**** Task input

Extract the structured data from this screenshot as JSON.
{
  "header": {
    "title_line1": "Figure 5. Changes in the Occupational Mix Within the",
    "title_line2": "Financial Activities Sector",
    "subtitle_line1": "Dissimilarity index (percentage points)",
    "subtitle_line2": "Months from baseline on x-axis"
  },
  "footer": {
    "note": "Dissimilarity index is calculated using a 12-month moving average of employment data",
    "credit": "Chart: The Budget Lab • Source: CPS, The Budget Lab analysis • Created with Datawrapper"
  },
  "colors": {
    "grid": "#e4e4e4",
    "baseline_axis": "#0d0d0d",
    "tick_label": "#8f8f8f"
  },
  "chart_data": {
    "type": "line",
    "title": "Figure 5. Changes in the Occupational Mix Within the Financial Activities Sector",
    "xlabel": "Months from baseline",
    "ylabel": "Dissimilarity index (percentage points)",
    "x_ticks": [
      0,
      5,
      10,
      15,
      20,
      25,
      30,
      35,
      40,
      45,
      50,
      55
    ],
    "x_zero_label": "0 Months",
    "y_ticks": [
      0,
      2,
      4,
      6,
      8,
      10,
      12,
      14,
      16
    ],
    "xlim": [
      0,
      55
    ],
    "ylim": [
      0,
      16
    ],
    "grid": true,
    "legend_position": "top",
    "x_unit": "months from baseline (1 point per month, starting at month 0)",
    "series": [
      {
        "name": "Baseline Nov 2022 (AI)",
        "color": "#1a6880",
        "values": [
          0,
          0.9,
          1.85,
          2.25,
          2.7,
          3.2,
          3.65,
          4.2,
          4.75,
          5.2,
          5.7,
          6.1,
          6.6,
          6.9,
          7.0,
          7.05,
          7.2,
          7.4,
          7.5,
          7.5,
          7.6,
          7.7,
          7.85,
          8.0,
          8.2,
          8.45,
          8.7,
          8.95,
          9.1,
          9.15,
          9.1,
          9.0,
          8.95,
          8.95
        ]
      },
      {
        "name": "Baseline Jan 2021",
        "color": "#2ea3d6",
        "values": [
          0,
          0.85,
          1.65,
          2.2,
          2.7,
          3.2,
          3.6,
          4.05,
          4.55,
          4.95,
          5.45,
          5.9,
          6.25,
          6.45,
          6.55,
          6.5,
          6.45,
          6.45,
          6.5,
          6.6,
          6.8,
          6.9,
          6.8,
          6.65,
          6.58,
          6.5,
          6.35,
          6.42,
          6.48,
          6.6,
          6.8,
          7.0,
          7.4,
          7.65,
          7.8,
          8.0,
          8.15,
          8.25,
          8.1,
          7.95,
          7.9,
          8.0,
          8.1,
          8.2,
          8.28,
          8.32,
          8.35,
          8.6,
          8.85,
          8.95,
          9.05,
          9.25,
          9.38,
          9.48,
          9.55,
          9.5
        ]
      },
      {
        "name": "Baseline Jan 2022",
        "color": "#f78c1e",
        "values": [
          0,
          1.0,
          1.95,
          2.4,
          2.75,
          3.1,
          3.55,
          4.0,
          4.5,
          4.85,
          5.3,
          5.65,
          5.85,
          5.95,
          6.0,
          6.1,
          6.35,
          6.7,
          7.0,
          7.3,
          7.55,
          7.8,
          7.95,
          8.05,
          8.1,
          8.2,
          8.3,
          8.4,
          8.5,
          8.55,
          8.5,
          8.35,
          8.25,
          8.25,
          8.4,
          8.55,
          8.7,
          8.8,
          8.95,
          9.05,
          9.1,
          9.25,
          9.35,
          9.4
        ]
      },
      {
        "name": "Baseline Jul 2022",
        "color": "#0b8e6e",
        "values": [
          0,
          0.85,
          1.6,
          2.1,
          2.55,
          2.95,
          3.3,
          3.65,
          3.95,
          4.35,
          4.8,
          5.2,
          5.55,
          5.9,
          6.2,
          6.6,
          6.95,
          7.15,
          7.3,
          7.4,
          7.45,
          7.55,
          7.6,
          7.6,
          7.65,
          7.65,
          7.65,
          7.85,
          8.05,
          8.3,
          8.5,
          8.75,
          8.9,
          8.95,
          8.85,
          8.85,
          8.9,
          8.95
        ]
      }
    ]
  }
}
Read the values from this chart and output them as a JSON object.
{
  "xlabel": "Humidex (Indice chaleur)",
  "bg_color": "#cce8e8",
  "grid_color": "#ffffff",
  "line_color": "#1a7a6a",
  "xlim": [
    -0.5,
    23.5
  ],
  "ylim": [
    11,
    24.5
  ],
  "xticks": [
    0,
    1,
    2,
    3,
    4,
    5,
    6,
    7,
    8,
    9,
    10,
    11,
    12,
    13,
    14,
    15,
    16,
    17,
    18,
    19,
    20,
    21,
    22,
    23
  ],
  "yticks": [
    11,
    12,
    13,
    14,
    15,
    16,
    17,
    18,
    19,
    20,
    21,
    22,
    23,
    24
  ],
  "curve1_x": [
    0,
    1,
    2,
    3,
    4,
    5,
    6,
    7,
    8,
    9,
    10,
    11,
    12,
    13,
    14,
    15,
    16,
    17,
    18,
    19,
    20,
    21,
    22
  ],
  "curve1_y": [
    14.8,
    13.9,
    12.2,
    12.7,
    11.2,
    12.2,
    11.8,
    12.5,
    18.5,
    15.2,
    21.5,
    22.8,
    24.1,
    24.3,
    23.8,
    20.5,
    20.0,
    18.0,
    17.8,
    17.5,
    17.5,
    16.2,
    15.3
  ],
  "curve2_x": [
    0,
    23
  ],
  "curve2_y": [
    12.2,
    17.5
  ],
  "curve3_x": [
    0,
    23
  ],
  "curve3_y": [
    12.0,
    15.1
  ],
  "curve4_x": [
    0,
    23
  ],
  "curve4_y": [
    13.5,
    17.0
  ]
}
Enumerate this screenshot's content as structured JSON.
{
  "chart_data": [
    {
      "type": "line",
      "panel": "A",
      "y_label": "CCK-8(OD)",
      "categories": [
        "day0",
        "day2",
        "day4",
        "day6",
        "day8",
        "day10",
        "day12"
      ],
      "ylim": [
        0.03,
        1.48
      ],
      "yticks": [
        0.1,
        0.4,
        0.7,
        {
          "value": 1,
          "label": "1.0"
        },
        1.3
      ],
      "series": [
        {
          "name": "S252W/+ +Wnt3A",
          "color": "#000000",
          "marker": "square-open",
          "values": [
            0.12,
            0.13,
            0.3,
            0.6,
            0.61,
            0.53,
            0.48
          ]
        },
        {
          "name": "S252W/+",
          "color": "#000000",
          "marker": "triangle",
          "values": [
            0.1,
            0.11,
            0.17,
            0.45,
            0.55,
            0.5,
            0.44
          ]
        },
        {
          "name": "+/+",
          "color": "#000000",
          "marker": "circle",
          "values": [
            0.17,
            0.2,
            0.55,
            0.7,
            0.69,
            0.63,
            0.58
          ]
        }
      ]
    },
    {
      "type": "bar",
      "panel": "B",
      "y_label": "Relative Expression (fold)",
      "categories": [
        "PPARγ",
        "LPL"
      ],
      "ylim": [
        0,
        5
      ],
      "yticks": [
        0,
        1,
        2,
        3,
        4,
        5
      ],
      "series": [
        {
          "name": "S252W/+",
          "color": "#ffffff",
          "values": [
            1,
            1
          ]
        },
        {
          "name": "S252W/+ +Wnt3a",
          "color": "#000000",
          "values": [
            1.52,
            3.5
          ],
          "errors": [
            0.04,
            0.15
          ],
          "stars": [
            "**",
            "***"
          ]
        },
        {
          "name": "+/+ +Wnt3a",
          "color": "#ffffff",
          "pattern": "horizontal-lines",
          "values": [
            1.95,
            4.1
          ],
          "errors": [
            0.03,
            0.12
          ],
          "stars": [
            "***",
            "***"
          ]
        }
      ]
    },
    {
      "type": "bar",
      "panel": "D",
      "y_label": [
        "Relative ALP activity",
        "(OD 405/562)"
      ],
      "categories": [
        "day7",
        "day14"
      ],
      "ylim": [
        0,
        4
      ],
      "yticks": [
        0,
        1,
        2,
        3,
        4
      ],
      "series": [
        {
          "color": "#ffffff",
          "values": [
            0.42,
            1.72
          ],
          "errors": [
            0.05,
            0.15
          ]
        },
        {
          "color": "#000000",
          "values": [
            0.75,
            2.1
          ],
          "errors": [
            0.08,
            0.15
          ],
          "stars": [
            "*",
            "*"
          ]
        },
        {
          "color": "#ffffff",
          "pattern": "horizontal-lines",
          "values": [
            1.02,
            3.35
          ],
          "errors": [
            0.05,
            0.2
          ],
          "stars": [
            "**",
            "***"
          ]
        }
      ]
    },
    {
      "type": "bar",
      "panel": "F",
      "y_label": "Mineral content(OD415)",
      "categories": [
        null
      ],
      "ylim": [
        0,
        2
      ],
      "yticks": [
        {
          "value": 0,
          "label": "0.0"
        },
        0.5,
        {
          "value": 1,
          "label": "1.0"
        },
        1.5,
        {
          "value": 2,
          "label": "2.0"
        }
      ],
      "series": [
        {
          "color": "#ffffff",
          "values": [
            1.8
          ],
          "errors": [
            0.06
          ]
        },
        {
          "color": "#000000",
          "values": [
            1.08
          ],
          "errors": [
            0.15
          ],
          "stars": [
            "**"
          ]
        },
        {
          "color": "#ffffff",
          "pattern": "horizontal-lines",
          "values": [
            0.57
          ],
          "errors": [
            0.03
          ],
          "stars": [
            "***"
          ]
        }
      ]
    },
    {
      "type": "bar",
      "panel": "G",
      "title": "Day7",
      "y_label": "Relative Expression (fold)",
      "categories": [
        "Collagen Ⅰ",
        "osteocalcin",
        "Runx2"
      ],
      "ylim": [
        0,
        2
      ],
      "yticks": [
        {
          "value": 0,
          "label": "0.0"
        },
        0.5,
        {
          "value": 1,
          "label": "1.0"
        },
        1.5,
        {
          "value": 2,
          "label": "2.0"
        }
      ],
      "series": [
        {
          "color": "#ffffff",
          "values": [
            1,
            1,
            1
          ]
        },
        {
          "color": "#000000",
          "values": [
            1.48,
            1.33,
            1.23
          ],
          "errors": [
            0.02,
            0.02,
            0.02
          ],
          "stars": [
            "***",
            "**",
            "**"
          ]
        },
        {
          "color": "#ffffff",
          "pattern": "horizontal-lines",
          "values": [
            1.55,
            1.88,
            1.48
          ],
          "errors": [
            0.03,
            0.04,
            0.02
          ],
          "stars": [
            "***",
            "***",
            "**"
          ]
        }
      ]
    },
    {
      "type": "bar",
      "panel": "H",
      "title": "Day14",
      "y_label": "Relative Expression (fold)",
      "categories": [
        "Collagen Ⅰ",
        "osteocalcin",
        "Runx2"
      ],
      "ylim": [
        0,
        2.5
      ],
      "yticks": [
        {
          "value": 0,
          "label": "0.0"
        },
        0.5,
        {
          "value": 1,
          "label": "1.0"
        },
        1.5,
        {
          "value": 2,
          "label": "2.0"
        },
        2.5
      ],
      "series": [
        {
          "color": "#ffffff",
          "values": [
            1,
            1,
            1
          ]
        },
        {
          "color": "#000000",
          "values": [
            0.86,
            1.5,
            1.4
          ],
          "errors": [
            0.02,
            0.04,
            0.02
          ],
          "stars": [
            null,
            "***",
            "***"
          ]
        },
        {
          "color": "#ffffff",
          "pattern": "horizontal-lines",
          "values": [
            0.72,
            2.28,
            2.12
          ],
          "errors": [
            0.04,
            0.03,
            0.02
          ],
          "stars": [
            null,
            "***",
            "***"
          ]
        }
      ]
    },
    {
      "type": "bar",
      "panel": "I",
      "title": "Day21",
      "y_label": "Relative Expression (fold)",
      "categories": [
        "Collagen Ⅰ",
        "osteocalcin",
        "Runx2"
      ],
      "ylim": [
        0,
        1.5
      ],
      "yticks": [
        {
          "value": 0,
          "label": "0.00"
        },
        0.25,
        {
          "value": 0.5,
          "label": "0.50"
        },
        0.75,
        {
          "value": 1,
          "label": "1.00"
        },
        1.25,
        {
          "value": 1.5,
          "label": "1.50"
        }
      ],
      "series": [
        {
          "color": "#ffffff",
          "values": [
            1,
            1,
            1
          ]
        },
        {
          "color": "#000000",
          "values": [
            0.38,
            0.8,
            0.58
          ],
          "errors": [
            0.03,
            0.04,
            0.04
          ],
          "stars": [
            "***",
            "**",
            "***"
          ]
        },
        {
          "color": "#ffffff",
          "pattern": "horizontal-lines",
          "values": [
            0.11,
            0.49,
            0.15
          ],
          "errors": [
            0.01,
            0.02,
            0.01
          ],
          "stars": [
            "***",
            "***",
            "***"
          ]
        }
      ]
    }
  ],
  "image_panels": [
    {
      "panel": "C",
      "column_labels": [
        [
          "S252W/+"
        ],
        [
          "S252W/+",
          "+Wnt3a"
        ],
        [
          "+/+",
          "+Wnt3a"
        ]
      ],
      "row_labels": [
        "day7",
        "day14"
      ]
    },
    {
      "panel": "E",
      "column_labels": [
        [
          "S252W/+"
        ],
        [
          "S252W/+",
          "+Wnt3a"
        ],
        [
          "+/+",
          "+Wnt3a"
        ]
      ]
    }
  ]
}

********

**Written request:**
Set out every line from the material that contains the string "Dissimilarity".

**Full answer:**
    "subtitle_line1": "Dissimilarity index (percentage points)",
    "note": "Dissimilarity index is calculated using a 12-month moving average of employment data",
    "ylabel": "Dissimilarity index (percentage points)",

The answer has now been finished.